## START RECORDED DATA
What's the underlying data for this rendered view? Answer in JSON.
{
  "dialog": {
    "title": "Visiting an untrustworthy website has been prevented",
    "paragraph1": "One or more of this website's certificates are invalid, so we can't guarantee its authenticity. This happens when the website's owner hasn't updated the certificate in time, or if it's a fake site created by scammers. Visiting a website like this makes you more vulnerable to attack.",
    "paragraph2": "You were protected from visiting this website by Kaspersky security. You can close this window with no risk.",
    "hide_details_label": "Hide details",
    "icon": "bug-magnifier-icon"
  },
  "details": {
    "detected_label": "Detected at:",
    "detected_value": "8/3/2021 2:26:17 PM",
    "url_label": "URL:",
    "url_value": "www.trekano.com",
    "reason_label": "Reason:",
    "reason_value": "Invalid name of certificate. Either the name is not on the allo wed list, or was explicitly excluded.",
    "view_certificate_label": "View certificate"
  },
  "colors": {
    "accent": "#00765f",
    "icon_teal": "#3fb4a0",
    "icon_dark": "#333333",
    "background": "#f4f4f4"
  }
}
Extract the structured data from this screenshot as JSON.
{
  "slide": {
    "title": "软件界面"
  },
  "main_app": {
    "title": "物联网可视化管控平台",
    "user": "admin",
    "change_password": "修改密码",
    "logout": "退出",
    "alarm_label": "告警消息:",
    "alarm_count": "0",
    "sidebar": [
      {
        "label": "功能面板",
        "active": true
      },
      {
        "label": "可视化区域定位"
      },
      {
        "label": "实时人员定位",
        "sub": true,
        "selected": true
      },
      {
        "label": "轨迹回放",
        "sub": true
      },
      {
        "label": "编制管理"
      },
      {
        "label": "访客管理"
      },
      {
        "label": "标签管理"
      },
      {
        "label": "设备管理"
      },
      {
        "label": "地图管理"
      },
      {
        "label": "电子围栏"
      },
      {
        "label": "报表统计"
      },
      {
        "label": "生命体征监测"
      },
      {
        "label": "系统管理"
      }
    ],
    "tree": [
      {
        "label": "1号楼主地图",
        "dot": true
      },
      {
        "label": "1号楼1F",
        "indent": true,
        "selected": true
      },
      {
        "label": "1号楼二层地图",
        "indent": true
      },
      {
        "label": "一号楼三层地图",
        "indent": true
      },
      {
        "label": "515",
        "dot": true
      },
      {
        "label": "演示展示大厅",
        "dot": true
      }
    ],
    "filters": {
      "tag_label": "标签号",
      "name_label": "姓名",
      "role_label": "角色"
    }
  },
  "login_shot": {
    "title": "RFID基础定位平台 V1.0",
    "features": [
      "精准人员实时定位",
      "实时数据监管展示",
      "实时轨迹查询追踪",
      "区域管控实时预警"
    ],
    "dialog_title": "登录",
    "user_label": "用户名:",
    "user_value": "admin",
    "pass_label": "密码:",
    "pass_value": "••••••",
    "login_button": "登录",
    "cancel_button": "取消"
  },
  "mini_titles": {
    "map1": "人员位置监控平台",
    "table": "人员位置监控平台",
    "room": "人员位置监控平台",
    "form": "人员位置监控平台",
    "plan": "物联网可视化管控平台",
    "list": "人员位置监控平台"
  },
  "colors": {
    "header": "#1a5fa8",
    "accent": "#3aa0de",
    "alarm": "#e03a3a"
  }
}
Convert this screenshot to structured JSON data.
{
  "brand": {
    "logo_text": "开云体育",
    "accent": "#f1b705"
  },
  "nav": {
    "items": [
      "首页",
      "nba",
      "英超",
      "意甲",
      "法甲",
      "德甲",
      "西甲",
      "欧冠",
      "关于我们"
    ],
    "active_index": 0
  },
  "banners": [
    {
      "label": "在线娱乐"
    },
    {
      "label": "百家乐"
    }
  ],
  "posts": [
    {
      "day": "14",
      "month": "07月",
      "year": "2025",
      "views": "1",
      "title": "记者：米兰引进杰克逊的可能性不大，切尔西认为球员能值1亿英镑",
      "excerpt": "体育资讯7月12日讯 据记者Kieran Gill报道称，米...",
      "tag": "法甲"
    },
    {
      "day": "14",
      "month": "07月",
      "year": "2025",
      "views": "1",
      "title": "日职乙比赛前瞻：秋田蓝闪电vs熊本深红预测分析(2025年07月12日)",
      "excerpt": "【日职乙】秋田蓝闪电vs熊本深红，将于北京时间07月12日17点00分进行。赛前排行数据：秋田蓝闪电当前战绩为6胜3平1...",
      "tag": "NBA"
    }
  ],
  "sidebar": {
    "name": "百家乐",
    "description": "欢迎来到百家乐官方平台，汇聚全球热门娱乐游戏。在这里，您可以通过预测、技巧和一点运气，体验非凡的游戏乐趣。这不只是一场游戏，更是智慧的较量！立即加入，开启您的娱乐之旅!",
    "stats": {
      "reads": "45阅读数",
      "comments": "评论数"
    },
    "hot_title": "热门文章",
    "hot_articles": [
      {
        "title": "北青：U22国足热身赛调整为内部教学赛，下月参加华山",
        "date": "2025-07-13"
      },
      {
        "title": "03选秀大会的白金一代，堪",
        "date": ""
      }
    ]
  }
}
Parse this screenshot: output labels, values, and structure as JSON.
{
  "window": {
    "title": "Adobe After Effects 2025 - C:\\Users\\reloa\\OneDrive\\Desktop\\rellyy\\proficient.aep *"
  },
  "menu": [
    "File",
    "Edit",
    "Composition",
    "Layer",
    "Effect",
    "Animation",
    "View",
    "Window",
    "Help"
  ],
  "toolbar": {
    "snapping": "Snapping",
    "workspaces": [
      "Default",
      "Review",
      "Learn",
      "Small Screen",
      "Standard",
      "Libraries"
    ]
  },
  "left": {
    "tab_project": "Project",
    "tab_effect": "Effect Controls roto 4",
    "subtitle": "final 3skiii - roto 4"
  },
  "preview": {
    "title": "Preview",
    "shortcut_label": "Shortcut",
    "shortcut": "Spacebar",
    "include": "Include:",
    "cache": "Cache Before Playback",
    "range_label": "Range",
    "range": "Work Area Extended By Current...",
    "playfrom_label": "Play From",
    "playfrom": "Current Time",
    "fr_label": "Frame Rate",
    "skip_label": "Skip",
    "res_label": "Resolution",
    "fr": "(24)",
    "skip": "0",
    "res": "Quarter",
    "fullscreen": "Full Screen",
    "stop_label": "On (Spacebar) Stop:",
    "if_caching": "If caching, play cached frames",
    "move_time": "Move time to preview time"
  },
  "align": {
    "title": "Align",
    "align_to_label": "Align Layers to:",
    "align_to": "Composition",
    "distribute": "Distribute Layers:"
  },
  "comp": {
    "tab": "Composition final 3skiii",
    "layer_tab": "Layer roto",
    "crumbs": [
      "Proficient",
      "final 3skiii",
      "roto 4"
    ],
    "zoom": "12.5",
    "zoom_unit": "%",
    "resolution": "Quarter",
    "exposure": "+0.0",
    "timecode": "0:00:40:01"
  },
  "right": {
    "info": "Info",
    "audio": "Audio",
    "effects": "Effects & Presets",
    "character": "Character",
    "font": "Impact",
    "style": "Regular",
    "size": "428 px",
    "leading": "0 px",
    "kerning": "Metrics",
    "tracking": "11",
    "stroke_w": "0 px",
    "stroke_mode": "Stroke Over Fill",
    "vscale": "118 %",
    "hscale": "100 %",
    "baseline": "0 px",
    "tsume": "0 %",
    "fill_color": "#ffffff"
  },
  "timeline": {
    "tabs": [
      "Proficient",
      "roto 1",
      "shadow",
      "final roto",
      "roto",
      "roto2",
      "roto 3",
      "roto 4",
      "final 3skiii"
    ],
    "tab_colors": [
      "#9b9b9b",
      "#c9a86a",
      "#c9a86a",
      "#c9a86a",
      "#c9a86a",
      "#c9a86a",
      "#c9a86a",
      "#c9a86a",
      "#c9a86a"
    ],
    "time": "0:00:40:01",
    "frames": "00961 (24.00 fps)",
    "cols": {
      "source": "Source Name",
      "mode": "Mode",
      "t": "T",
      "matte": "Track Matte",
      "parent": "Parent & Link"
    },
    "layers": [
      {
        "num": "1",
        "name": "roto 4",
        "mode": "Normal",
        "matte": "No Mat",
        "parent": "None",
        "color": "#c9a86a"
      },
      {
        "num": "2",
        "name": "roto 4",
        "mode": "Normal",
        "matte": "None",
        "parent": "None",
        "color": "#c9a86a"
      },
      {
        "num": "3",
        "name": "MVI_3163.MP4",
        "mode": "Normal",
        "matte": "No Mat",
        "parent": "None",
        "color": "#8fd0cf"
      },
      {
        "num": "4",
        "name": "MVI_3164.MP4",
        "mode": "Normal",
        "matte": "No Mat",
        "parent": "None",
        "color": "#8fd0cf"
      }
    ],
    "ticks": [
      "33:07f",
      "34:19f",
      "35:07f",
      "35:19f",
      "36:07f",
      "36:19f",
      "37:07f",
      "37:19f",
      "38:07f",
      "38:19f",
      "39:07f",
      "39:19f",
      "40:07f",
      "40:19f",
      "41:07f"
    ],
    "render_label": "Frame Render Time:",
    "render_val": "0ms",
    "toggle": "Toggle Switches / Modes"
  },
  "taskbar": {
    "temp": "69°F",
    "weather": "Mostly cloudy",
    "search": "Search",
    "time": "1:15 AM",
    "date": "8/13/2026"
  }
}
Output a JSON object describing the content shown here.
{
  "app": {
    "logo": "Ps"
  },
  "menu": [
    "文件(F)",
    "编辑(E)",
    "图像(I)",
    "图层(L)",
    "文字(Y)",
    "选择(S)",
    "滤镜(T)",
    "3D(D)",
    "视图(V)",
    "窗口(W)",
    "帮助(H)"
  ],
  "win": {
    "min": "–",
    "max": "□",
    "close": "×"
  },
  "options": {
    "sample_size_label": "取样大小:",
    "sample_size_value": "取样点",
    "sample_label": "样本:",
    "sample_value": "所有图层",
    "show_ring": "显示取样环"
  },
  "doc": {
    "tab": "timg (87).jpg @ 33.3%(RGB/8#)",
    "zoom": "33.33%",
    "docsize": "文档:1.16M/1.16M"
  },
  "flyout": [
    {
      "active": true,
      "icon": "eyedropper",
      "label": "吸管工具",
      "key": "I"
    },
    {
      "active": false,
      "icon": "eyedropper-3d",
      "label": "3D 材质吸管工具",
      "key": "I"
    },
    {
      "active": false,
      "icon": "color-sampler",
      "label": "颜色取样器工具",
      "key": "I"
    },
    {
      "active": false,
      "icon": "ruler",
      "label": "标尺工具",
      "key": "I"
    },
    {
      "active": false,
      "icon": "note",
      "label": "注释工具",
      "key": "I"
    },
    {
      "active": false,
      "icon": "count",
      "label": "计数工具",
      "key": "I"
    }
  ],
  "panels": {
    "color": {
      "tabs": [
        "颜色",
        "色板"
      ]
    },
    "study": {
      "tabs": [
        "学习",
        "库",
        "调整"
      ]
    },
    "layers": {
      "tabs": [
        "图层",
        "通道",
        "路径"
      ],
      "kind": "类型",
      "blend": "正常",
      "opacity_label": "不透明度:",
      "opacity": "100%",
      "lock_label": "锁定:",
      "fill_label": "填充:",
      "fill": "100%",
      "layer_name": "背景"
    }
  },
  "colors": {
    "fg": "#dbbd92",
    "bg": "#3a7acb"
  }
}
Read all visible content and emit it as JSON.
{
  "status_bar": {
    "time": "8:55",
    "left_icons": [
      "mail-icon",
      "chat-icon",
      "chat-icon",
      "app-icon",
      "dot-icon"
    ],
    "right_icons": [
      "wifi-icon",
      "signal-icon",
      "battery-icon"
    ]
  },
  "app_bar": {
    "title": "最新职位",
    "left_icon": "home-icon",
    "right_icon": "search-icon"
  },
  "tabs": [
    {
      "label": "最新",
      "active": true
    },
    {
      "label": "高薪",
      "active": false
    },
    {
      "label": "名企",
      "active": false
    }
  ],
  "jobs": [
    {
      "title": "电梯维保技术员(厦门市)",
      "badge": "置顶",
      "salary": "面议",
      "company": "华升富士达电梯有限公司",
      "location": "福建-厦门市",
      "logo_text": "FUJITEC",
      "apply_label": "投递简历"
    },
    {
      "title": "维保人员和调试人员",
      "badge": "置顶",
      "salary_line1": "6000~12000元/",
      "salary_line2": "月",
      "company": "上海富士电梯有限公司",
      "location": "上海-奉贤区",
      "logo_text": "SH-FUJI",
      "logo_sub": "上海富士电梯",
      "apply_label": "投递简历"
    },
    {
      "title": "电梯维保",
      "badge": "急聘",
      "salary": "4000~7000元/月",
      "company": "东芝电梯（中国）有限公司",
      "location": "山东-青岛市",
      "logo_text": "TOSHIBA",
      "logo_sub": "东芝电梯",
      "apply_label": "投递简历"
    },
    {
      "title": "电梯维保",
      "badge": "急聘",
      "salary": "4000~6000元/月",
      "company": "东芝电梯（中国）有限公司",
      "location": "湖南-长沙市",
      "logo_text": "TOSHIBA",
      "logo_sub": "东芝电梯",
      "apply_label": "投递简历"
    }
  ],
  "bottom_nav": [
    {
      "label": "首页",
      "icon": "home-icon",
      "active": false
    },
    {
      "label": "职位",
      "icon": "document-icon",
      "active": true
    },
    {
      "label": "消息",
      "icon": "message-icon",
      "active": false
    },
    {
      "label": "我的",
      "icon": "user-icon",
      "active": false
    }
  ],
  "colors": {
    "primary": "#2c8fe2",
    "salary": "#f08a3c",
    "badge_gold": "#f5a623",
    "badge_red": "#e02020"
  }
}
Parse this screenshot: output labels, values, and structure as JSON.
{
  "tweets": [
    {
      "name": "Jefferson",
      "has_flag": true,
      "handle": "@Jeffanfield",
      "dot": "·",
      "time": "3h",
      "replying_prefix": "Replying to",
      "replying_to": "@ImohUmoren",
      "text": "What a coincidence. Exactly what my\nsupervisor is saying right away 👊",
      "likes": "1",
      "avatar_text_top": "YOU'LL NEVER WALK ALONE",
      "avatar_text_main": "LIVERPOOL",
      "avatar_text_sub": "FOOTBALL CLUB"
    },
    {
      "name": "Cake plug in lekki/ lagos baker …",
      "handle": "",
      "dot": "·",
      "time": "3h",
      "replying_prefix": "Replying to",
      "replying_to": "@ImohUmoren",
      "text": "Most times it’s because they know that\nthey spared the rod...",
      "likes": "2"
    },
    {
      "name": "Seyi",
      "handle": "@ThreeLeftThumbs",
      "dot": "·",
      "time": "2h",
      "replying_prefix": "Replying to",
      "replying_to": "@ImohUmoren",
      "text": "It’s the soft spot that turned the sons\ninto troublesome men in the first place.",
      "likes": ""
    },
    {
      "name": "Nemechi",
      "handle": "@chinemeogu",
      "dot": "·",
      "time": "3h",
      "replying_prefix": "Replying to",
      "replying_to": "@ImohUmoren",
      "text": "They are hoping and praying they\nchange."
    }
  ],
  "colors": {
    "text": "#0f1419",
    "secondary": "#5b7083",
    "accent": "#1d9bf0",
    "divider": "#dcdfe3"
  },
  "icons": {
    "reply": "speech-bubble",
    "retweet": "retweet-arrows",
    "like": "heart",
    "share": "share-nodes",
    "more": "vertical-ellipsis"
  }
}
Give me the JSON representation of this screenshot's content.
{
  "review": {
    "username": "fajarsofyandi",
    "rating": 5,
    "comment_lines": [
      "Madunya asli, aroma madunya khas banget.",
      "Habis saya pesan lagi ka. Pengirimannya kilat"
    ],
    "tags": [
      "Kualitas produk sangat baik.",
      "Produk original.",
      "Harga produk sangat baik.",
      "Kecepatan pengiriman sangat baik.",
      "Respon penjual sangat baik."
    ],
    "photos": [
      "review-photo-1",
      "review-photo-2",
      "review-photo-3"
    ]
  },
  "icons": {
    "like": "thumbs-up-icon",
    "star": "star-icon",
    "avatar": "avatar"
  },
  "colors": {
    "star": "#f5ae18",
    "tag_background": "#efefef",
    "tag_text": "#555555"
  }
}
## END RECORDED DATA
■ WHAT YOU HAVE TO DO
Copy every line that contains the string "excerpt".

■ WORKED ANSWER
      "excerpt": "体育资讯7月12日讯 据记者Kieran Gill报道称，米...",
      "excerpt": "【日职乙】秋田蓝闪电vs熊本深红，将于北京时间07月12日17点00分进行。赛前排行数据：秋田蓝闪电当前战绩为6胜3平1...",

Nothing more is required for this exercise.